What the exercise asks
Locate the string "label" throughout the material and copy every line in which it occurs.

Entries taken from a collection
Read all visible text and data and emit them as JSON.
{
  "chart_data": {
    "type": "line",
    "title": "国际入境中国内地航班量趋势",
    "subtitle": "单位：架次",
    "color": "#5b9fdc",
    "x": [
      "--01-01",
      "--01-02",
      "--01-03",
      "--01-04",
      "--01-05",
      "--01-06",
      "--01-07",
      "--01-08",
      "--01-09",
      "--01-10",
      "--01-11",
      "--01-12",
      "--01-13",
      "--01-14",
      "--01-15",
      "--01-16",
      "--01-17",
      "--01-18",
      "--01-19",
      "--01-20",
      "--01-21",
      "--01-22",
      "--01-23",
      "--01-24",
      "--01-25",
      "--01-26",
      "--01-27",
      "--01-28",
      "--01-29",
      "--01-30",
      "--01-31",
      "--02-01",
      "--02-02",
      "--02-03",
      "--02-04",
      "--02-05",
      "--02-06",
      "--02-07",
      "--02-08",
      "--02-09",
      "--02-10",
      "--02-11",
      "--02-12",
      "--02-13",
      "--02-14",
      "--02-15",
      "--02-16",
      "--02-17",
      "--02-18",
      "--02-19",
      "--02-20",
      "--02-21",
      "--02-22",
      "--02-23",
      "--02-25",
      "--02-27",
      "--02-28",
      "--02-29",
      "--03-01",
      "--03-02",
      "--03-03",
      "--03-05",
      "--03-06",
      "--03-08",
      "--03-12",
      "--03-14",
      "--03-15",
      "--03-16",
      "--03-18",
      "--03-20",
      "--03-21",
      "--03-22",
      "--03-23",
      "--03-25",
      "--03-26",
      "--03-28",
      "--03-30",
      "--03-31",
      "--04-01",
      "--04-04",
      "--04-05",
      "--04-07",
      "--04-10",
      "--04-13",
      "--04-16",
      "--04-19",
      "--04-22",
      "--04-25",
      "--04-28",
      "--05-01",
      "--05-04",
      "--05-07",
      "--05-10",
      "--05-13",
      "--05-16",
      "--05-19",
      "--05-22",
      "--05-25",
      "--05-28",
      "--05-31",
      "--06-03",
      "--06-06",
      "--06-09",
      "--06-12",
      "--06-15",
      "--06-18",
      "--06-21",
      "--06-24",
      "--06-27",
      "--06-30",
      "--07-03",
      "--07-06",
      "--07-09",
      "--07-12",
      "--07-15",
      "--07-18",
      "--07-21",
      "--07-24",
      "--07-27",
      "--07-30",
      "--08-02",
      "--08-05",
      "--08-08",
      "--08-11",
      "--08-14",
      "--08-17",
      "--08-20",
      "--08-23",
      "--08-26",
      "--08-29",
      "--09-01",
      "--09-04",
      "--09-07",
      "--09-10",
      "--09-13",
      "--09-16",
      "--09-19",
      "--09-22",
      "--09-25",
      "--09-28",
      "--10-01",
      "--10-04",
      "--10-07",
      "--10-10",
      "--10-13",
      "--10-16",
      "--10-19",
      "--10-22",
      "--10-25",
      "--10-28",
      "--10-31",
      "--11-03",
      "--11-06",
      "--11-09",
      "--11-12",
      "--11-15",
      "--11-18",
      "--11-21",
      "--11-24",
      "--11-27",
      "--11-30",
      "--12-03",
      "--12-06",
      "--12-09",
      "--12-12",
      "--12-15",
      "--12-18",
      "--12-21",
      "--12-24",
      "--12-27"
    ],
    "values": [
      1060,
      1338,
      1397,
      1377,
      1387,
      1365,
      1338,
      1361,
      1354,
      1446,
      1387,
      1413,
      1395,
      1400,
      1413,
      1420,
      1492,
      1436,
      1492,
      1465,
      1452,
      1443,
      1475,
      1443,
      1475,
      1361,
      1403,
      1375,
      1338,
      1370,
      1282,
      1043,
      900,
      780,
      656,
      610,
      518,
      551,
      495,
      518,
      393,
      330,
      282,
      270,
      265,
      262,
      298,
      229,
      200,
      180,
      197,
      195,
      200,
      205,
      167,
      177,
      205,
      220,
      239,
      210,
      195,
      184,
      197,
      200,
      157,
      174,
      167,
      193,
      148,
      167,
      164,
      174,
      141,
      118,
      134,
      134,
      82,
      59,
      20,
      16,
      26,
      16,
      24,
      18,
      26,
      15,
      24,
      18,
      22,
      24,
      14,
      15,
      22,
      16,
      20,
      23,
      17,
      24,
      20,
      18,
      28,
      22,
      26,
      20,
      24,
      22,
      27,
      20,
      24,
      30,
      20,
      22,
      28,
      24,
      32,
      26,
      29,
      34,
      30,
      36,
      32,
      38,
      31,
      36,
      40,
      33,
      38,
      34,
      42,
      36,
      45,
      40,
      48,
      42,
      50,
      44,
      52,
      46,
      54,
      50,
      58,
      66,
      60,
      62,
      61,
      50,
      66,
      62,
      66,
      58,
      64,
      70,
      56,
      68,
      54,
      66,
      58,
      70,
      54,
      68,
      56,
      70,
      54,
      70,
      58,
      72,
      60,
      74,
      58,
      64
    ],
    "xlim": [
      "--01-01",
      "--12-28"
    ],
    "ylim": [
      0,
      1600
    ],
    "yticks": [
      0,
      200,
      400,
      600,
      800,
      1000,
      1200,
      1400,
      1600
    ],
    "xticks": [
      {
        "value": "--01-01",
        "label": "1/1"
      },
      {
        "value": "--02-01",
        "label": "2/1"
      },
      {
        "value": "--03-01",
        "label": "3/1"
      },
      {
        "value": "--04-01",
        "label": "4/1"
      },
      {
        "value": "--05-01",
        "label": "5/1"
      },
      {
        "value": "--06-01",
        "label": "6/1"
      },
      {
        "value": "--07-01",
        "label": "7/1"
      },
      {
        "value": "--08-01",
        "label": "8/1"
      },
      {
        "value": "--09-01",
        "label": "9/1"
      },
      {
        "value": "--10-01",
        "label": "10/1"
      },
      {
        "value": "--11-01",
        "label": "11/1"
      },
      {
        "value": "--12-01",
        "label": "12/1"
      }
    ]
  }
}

Expected answer
        "label": "1/1"
        "label": "2/1"
        "label": "3/1"
        "label": "4/1"
        "label": "5/1"
        "label": "6/1"
        "label": "7/1"
        "label": "8/1"
        "label": "9/1"
        "label": "10/1"
        "label": "11/1"
        "label": "12/1"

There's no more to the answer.